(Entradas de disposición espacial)

------

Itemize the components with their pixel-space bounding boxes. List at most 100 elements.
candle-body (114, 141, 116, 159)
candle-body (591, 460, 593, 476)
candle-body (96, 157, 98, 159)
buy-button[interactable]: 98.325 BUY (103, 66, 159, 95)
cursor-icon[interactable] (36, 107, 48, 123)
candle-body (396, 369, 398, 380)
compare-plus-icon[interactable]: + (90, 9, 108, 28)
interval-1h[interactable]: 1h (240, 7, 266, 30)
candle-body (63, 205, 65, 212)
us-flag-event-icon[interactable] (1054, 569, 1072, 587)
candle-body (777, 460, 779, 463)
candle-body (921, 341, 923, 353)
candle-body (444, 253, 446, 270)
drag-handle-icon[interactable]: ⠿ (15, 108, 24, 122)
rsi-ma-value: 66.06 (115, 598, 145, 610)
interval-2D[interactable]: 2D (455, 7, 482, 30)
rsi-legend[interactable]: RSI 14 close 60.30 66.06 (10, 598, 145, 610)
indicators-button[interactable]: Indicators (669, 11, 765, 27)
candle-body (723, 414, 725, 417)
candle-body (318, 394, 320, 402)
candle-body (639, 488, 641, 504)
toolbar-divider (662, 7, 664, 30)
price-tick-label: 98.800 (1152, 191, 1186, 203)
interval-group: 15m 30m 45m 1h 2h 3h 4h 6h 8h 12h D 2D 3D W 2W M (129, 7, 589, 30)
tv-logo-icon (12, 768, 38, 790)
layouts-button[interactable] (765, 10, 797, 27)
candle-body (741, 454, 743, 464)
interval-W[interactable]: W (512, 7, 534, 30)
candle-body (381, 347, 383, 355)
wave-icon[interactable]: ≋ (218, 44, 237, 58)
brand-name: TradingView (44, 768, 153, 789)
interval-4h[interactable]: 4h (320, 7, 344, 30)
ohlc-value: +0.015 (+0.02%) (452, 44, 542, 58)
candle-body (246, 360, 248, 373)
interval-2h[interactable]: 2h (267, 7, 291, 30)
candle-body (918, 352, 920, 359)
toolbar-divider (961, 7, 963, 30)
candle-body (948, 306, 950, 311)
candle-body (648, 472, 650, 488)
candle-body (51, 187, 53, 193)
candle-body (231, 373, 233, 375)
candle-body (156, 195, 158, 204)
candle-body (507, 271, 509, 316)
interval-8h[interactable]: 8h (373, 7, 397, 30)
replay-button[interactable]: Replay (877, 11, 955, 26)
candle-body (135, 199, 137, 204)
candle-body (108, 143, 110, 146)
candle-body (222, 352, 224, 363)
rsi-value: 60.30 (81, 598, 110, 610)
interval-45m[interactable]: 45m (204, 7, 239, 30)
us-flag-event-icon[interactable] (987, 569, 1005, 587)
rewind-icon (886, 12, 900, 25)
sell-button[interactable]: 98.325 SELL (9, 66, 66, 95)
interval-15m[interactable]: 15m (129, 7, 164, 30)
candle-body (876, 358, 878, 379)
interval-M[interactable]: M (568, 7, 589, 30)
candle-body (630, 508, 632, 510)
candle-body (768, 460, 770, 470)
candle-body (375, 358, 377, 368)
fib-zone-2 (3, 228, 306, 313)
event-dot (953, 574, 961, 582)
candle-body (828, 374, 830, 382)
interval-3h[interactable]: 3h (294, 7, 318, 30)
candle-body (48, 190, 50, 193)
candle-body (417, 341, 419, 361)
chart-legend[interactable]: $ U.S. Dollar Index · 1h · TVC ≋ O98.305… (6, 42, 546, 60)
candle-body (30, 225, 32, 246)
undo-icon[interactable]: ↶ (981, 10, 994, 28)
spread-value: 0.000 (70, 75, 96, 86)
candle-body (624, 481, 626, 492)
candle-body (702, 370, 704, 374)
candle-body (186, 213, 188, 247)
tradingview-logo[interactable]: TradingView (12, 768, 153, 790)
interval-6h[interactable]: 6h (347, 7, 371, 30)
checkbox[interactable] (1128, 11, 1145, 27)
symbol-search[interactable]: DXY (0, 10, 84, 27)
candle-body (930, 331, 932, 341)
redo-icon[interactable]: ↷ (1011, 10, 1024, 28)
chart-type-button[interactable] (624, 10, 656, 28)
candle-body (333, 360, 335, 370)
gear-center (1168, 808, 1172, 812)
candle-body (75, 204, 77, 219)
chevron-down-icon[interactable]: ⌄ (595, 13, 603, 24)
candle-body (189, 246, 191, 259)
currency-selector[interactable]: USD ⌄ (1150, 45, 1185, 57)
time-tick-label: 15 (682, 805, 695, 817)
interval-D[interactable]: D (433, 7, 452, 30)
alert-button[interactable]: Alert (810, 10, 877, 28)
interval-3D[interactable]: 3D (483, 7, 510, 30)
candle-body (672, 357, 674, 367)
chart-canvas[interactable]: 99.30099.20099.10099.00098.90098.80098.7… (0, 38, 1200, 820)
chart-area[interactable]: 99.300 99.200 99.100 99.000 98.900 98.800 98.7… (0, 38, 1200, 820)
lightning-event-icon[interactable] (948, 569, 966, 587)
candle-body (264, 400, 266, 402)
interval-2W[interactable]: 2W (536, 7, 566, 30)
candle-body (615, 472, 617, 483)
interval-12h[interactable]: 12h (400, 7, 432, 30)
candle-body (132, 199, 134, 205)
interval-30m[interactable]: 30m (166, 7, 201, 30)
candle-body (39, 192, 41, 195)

------

Objetivo planteado:
Duplica sin ningún cambio todo lo que va desde el comienzo de las entradas hasta la línea que contiene "ohlc-value: +0.015 (+0.02%)", incluidas ambas.

Solución:
Itemize the components with their pixel-space bounding boxes. List at most 100 elements.
candle-body (114, 141, 116, 159)
candle-body (591, 460, 593, 476)
candle-body (96, 157, 98, 159)
buy-button[interactable]: 98.325 BUY (103, 66, 159, 95)
cursor-icon[interactable] (36, 107, 48, 123)
candle-body (396, 369, 398, 380)
compare-plus-icon[interactable]: + (90, 9, 108, 28)
interval-1h[interactable]: 1h (240, 7, 266, 30)
candle-body (63, 205, 65, 212)
us-flag-event-icon[interactable] (1054, 569, 1072, 587)
candle-body (777, 460, 779, 463)
candle-body (921, 341, 923, 353)
candle-body (444, 253, 446, 270)
drag-handle-icon[interactable]: ⠿ (15, 108, 24, 122)
rsi-ma-value: 66.06 (115, 598, 145, 610)
interval-2D[interactable]: 2D (455, 7, 482, 30)
rsi-legend[interactable]: RSI 14 close 60.30 66.06 (10, 598, 145, 610)
indicators-button[interactable]: Indicators (669, 11, 765, 27)
candle-body (723, 414, 725, 417)
candle-body (318, 394, 320, 402)
candle-body (639, 488, 641, 504)
toolbar-divider (662, 7, 664, 30)
price-tick-label: 98.800 (1152, 191, 1186, 203)
interval-group: 15m 30m 45m 1h 2h 3h 4h 6h 8h 12h D 2D 3D W 2W M (129, 7, 589, 30)
tv-logo-icon (12, 768, 38, 790)
layouts-button[interactable] (765, 10, 797, 27)
candle-body (741, 454, 743, 464)
interval-W[interactable]: W (512, 7, 534, 30)
candle-body (381, 347, 383, 355)
wave-icon[interactable]: ≋ (218, 44, 237, 58)
brand-name: TradingView (44, 768, 153, 789)
interval-4h[interactable]: 4h (320, 7, 344, 30)
ohlc-value: +0.015 (+0.02%) (452, 44, 542, 58)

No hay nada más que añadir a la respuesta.